Your task is to output the data exactly as it stands.

=== Excerpted records ===

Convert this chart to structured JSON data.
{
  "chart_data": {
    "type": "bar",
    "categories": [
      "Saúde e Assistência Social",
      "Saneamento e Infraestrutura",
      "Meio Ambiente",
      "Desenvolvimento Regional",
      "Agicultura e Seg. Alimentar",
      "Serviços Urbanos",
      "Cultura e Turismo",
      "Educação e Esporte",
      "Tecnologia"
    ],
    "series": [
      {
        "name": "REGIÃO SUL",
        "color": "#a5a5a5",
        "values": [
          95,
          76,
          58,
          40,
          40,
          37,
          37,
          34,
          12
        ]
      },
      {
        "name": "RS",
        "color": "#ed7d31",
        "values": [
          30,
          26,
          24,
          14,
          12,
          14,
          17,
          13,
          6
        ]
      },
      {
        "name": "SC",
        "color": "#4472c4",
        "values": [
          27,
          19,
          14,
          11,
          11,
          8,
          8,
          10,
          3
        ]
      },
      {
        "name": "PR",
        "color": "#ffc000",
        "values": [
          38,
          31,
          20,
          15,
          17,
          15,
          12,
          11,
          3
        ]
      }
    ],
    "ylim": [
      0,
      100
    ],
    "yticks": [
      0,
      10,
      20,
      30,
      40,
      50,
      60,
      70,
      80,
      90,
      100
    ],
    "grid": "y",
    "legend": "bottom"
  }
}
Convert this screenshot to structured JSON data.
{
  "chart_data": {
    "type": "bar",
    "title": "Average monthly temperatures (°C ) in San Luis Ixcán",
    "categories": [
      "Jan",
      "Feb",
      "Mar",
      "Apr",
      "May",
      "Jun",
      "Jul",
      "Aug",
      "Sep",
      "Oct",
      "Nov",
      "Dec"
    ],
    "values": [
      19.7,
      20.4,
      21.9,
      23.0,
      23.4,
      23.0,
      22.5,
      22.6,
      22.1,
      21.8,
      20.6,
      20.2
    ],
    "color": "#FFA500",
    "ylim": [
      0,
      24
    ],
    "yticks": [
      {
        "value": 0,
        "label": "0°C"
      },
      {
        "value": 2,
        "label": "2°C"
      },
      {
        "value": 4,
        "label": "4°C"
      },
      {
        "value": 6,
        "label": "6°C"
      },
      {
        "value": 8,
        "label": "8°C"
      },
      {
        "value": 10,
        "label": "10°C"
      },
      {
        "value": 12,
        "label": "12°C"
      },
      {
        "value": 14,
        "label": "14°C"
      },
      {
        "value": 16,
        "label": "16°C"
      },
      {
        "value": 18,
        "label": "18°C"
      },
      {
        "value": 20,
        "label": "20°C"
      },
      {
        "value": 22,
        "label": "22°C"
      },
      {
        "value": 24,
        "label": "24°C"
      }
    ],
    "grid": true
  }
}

===

* Response to the exercise:
Convert this chart to structured JSON data.
{
  "chart_data": {
    "type": "bar",
    "categories": [
      "Saúde e Assistência Social",
      "Saneamento e Infraestrutura",
      "Meio Ambiente",
      "Desenvolvimento Regional",
      "Agicultura e Seg. Alimentar",
      "Serviços Urbanos",
      "Cultura e Turismo",
      "Educação e Esporte",
      "Tecnologia"
    ],
    "series": [
      {
        "name": "REGIÃO SUL",
        "color": "#a5a5a5",
        "values": [
          95,
          76,
          58,
          40,
          40,
          37,
          37,
          34,
          12
        ]
      },
      {
        "name": "RS",
        "color": "#ed7d31",
        "values": [
          30,
          26,
          24,
          14,
          12,
          14,
          17,
          13,
          6
        ]
      },
      {
        "name": "SC",
        "color": "#4472c4",
        "values": [
          27,
          19,
          14,
          11,
          11,
          8,
          8,
          10,
          3
        ]
      },
      {
        "name": "PR",
        "color": "#ffc000",
        "values": [
          38,
          31,
          20,
          15,
          17,
          15,
          12,
          11,
          3
        ]
      }
    ],
    "ylim": [
      0,
      100
    ],
    "yticks": [
      0,
      10,
      20,
      30,
      40,
      50,
      60,
      70,
      80,
      90,
      100
    ],
    "grid": "y",
    "legend": "bottom"
  }
}
Convert this screenshot to structured JSON data.
{
  "chart_data": {
    "type": "bar",
    "title": "Average monthly temperatures (°C ) in San Luis Ixcán",
    "categories": [
      "Jan",
      "Feb",
      "Mar",
      "Apr",
      "May",
      "Jun",
      "Jul",
      "Aug",
      "Sep",
      "Oct",
      "Nov",
      "Dec"
    ],
    "values": [
      19.7,
      20.4,
      21.9,
      23.0,
      23.4,
      23.0,
      22.5,
      22.6,
      22.1,
      21.8,
      20.6,
      20.2
    ],
    "color": "#FFA500",
    "ylim": [
      0,
      24
    ],
    "yticks": [
      {
        "value": 0,
        "label": "0°C"
      },
      {
        "value": 2,
        "label": "2°C"
      },
      {
        "value": 4,
        "label": "4°C"
      },
      {
        "value": 6,
        "label": "6°C"
      },
      {
        "value": 8,
        "label": "8°C"
      },
      {
        "value": 10,
        "label": "10°C"
      },
      {
        "value": 12,
        "label": "12°C"
      },
      {
        "value": 14,
        "label": "14°C"
      },
      {
        "value": 16,
        "label": "16°C"
      },
      {
        "value": 18,
        "label": "18°C"
      },
      {
        "value": 20,
        "label": "20°C"
      },
      {
        "value": 22,
        "label": "22°C"
      },
      {
        "value": 24,
        "label": "24°C"
      }
    ],
    "grid": true
  }
}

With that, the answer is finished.